WHAT YOU SHOULD DO ->
Go through the entries below and collect each line with the string "общая" in it.

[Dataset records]
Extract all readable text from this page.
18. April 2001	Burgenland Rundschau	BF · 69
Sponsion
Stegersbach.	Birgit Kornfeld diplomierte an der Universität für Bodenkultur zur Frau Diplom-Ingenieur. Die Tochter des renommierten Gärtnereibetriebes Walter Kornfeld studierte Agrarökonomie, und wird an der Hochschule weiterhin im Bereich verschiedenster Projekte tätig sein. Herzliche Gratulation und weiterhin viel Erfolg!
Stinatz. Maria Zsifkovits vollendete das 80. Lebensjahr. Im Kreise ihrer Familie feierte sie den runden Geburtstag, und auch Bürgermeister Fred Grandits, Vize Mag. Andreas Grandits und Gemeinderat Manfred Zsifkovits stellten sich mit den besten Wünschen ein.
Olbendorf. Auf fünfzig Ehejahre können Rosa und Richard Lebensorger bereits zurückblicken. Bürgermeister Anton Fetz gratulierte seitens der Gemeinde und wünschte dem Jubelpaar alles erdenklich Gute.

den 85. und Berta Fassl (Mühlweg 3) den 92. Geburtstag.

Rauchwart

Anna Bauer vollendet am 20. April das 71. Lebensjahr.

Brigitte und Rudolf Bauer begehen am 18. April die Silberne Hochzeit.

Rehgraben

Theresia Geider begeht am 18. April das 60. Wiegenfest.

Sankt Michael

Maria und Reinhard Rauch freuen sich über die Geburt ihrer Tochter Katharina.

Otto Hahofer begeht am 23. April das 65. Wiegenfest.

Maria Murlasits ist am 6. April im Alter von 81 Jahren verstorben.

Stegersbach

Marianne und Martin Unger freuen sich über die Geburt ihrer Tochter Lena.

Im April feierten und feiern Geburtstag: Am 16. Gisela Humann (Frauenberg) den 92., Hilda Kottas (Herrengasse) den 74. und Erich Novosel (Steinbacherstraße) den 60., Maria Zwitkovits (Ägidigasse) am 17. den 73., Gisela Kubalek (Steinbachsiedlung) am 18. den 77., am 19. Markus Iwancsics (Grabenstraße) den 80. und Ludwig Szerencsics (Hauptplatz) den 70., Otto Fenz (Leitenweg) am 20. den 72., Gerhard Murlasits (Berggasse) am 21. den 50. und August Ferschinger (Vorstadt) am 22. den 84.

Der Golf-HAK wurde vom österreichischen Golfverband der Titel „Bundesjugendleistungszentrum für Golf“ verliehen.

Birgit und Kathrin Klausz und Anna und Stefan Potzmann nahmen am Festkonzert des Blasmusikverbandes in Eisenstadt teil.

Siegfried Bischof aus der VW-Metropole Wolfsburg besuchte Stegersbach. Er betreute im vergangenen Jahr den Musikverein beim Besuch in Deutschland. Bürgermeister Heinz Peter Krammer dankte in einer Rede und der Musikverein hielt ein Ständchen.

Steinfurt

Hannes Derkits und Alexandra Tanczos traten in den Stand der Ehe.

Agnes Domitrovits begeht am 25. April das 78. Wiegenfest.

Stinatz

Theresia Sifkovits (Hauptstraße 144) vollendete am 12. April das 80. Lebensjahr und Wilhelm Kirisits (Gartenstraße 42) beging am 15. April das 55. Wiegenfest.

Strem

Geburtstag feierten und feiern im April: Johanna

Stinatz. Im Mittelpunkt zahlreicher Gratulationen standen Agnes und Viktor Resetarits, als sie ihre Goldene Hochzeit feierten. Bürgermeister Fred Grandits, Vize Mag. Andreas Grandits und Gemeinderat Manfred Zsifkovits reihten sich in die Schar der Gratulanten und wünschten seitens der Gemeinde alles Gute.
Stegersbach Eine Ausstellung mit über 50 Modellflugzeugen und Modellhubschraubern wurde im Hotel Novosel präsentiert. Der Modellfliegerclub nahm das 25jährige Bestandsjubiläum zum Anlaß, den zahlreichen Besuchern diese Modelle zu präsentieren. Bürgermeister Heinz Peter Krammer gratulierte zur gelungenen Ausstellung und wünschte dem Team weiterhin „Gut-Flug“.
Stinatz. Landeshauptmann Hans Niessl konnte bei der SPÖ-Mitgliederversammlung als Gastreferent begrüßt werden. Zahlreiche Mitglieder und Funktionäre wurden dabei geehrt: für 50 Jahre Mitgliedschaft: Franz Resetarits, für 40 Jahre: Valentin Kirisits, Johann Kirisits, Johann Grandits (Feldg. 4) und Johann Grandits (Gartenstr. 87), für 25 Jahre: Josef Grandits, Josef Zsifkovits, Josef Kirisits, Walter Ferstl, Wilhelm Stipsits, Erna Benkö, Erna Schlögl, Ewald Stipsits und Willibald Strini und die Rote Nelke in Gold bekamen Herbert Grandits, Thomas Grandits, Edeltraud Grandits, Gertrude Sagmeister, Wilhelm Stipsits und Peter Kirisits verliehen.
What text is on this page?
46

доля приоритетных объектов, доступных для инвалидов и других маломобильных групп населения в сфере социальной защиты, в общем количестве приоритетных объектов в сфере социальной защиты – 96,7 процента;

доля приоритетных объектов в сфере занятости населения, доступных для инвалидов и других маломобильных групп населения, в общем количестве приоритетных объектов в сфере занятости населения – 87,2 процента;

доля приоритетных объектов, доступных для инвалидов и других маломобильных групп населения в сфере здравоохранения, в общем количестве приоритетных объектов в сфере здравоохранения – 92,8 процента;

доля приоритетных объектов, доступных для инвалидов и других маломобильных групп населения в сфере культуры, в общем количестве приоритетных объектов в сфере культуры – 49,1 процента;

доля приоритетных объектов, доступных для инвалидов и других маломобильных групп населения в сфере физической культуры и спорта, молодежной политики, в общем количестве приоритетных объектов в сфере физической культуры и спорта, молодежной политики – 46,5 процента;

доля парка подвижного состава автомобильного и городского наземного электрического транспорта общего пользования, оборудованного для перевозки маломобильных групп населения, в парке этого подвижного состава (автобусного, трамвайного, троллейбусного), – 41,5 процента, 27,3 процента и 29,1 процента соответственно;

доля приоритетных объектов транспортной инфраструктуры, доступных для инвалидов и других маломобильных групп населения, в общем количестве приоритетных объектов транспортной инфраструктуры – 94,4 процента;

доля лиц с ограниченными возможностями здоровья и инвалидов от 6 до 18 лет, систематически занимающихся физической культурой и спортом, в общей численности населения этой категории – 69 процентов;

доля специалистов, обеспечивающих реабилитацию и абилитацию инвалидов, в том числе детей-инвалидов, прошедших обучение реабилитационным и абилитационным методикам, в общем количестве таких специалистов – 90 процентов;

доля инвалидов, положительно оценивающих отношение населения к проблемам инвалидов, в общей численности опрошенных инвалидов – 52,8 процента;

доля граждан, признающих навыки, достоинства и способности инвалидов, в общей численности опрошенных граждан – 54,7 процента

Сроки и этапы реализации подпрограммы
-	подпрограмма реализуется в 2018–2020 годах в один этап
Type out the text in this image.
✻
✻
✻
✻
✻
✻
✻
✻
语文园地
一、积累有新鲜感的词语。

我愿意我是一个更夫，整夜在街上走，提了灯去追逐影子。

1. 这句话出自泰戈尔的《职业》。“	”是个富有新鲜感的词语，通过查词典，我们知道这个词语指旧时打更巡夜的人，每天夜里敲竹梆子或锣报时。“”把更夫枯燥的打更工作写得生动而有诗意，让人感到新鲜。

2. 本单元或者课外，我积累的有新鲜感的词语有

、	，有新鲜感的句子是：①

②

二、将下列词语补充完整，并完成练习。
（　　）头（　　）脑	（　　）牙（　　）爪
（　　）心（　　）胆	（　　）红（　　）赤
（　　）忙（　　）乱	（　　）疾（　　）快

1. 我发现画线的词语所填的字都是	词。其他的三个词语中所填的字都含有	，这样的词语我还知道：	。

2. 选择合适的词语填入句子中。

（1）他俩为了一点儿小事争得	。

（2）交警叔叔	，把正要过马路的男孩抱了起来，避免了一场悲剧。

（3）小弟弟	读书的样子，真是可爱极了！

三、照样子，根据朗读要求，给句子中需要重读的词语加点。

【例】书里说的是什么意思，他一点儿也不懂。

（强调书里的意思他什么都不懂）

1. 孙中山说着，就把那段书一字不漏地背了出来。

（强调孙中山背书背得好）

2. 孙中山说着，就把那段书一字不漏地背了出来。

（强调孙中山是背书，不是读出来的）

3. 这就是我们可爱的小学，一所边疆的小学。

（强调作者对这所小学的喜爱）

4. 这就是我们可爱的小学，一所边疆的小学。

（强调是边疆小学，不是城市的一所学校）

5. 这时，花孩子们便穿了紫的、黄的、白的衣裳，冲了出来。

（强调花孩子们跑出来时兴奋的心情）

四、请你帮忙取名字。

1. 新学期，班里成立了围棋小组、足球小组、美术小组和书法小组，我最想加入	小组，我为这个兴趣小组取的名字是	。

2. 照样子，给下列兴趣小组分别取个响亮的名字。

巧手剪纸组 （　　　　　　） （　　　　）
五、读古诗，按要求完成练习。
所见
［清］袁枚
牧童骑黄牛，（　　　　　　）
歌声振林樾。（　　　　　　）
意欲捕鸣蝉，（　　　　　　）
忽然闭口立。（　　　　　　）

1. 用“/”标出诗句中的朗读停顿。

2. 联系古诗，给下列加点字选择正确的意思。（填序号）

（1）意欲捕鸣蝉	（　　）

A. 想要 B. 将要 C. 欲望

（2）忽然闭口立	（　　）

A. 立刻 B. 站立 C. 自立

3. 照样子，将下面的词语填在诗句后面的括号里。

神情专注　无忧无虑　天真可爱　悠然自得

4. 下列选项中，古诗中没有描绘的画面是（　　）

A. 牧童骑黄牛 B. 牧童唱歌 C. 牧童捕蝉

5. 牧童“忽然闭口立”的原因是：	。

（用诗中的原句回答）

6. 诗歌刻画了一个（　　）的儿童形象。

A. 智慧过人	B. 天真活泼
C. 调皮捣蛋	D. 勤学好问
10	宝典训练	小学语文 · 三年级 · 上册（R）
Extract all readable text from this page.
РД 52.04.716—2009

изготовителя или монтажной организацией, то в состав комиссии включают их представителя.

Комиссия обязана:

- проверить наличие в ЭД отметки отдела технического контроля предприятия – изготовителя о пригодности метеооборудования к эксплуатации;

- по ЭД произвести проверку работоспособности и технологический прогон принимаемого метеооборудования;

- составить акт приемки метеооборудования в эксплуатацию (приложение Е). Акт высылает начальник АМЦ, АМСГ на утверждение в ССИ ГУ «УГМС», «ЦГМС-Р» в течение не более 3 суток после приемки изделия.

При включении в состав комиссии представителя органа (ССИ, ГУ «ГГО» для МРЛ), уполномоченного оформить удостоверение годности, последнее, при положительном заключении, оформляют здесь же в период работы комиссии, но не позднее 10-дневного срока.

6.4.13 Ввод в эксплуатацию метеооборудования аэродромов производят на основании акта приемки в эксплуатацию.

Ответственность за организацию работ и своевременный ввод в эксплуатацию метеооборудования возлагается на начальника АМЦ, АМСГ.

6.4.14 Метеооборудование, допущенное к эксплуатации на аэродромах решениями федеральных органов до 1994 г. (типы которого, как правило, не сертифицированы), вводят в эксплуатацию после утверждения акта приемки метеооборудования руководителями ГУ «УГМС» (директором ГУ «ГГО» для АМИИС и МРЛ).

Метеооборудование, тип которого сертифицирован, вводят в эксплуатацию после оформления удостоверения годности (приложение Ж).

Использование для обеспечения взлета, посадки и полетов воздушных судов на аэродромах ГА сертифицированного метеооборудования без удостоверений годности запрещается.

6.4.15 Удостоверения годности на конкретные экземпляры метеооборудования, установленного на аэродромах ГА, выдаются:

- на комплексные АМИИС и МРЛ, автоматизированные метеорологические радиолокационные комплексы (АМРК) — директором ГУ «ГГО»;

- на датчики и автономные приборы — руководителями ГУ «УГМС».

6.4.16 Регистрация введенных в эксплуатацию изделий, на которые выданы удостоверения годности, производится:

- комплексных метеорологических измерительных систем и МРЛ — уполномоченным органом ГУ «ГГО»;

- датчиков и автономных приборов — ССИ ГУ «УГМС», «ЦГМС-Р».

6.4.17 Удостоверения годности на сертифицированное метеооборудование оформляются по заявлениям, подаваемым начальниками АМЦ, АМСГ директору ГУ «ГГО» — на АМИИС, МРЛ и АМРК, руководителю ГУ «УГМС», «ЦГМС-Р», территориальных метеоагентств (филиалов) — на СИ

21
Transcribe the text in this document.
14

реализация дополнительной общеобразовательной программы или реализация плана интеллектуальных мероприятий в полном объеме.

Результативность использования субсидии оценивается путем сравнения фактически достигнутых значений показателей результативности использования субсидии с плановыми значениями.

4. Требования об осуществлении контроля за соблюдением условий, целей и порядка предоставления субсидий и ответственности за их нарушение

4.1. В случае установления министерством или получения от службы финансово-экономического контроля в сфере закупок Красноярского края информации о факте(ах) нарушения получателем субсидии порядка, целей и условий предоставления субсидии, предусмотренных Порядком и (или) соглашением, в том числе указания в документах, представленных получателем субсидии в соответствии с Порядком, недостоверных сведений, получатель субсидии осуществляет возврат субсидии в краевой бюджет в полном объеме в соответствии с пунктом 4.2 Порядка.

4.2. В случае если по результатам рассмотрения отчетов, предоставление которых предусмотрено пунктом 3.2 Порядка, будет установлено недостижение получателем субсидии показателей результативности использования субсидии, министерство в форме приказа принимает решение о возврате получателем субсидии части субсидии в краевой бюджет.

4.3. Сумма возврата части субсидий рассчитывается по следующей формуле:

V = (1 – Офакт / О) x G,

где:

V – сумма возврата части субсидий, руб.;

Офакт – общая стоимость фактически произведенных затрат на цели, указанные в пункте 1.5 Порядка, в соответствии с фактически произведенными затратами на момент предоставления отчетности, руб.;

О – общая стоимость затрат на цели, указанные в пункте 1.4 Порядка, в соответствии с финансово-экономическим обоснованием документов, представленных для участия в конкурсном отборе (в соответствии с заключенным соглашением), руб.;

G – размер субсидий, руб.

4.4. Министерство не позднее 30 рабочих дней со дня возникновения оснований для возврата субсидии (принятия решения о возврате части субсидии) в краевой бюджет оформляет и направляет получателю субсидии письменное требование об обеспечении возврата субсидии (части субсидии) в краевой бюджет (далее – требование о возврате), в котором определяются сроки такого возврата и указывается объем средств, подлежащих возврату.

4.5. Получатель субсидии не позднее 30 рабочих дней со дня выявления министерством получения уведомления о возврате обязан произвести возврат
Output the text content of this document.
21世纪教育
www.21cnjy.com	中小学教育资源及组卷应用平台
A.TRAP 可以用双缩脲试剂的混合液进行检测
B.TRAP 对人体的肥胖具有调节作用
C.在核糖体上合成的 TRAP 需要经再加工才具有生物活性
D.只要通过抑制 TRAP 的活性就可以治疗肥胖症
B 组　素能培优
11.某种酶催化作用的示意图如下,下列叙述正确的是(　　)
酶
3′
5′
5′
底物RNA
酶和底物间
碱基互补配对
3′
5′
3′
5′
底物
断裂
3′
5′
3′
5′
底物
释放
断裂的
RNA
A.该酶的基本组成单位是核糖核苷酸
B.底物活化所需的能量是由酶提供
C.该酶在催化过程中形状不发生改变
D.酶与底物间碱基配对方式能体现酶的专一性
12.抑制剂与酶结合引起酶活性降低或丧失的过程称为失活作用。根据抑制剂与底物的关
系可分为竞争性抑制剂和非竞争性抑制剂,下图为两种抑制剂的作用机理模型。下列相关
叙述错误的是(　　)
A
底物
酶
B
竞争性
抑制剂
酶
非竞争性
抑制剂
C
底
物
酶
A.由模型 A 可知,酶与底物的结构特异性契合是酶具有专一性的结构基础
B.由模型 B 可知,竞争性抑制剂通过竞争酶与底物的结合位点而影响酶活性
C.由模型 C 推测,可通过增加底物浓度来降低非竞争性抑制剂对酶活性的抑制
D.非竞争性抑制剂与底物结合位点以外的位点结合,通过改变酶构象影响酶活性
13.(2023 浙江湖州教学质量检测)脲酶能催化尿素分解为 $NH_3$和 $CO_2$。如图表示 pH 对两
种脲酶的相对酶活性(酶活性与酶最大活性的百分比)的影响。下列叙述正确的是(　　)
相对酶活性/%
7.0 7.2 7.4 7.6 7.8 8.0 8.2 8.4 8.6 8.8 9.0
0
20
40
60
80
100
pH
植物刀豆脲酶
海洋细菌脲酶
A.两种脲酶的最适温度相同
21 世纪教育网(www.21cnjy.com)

RESPONSE TO THIS EXERCISE ->
Офакт – общая стоимость фактически произведенных затрат на цели, указанные в пункте 1.5 Порядка, в соответствии с фактически произведенными затратами на момент предоставления отчетности, руб.;
О – общая стоимость затрат на цели, указанные в пункте 1.4 Порядка, в соответствии с финансово-экономическим обоснованием документов, представленных для участия в конкурсном отборе (в соответствии с заключенным соглашением), руб.;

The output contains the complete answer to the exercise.